• Set exercise: Without any pictures, restate the lines from the one containing "What data was" to the one containing "Serialize everything readable", word for word, ends included.

════════

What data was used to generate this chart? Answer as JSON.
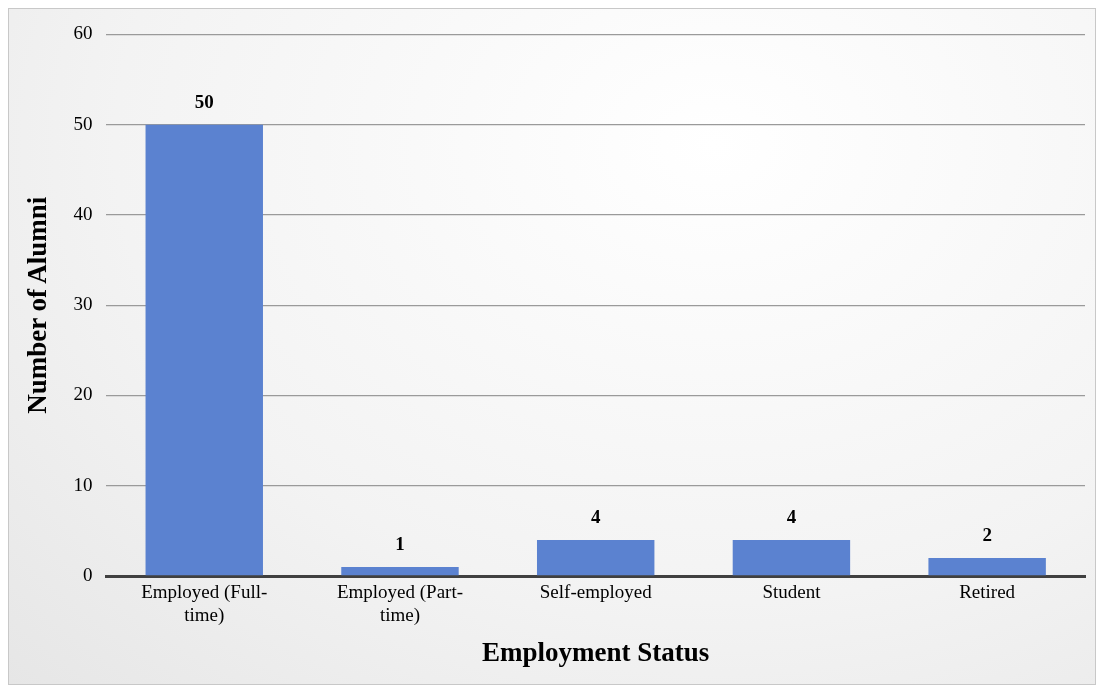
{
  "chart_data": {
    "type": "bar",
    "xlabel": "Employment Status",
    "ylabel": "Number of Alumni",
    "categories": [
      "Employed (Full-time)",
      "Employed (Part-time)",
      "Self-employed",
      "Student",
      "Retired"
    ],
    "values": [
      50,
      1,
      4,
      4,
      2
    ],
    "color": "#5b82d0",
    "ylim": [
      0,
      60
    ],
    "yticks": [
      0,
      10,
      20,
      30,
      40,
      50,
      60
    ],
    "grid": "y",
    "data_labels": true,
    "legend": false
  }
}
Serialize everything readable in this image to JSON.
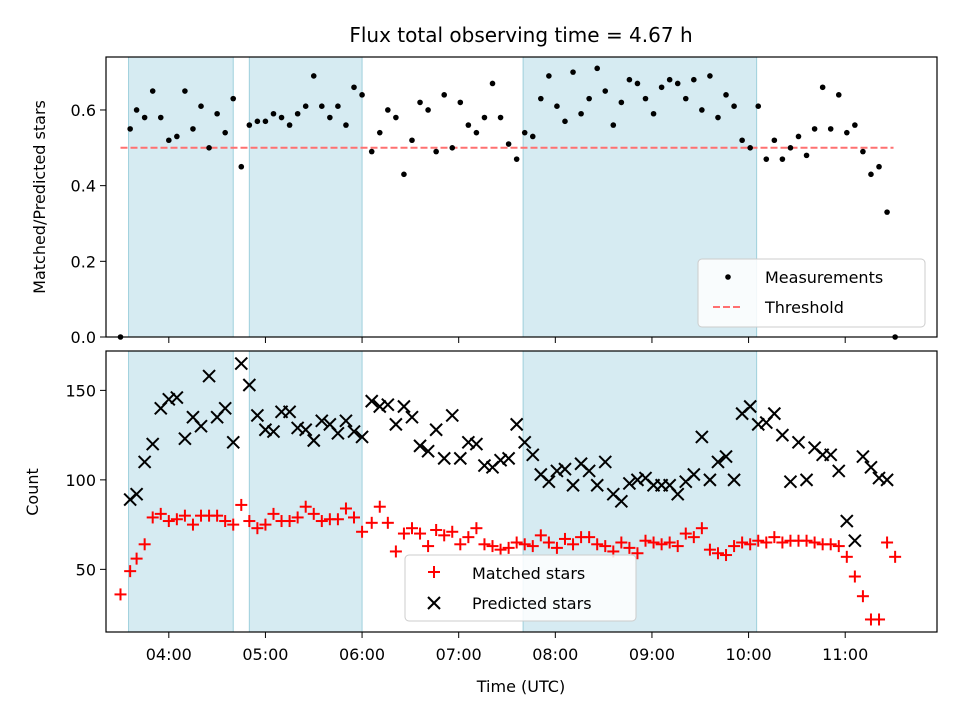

════════

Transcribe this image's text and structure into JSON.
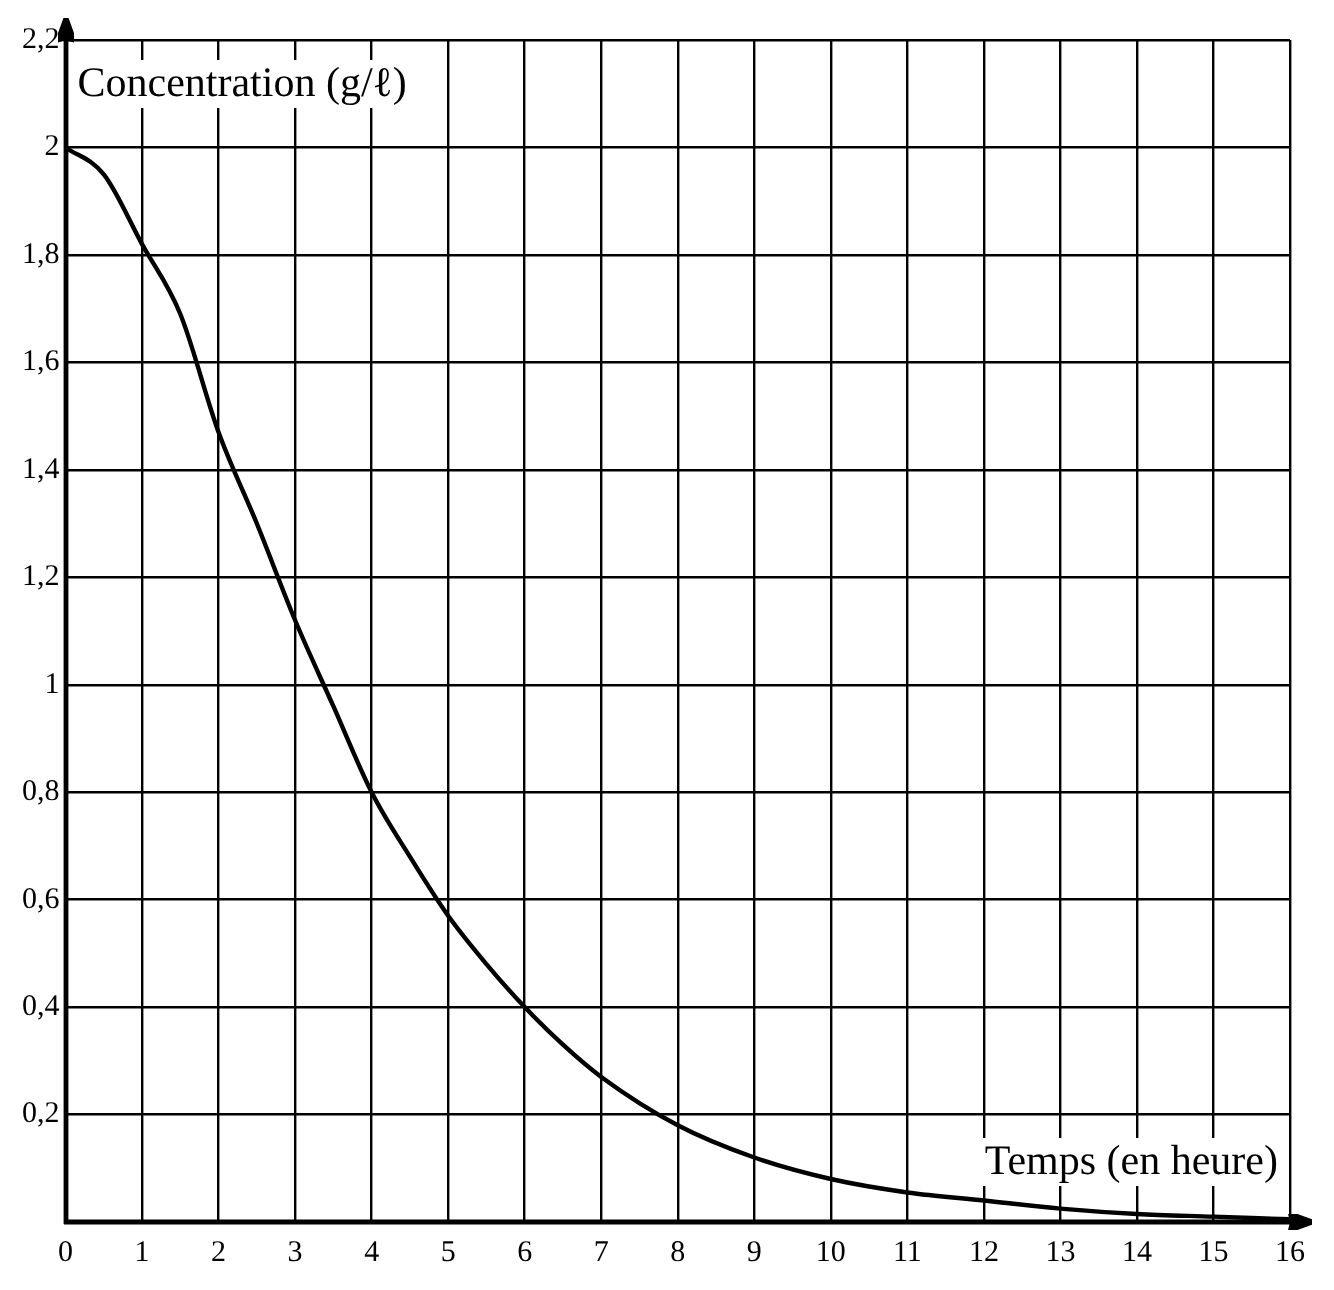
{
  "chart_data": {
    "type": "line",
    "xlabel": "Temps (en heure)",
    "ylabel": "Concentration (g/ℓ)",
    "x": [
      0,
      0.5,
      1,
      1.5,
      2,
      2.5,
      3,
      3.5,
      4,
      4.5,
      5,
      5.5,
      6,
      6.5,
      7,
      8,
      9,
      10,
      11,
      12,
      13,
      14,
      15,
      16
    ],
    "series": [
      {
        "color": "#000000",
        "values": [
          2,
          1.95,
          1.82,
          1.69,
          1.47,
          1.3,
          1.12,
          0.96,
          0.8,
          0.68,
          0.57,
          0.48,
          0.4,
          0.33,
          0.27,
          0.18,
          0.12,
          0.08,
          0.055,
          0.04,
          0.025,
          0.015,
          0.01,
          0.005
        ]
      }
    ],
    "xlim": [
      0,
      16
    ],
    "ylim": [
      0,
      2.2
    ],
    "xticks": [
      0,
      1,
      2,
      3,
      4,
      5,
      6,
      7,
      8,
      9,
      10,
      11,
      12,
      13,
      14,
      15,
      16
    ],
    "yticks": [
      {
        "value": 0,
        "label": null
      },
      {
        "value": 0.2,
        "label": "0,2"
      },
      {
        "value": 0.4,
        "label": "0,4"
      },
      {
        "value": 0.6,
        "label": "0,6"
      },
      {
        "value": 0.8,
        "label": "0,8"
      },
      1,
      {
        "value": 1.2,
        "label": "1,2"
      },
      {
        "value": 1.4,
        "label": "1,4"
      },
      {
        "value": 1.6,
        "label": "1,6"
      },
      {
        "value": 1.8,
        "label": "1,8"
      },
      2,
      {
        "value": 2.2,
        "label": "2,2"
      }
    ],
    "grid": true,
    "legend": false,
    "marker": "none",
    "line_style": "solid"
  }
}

════════

• Reply to the task:
What data was used to generate this chart? Answer as JSON.
{
  "chart_data": {
    "type": "bar",
    "xlabel": "Employment Status",
    "ylabel": "Number of Alumni",
    "categories": [
      "Employed (Full-time)",
      "Employed (Part-time)",
      "Self-employed",
      "Student",
      "Retired"
    ],
    "values": [
      50,
      1,
      4,
      4,
      2
    ],
    "color": "#5b82d0",
    "ylim": [
      0,
      60
    ],
    "yticks": [
      0,
      10,
      20,
      30,
      40,
      50,
      60
    ],
    "grid": "y",
    "data_labels": true,
    "legend": false
  }
}
Serialize everything readable in this image to JSON.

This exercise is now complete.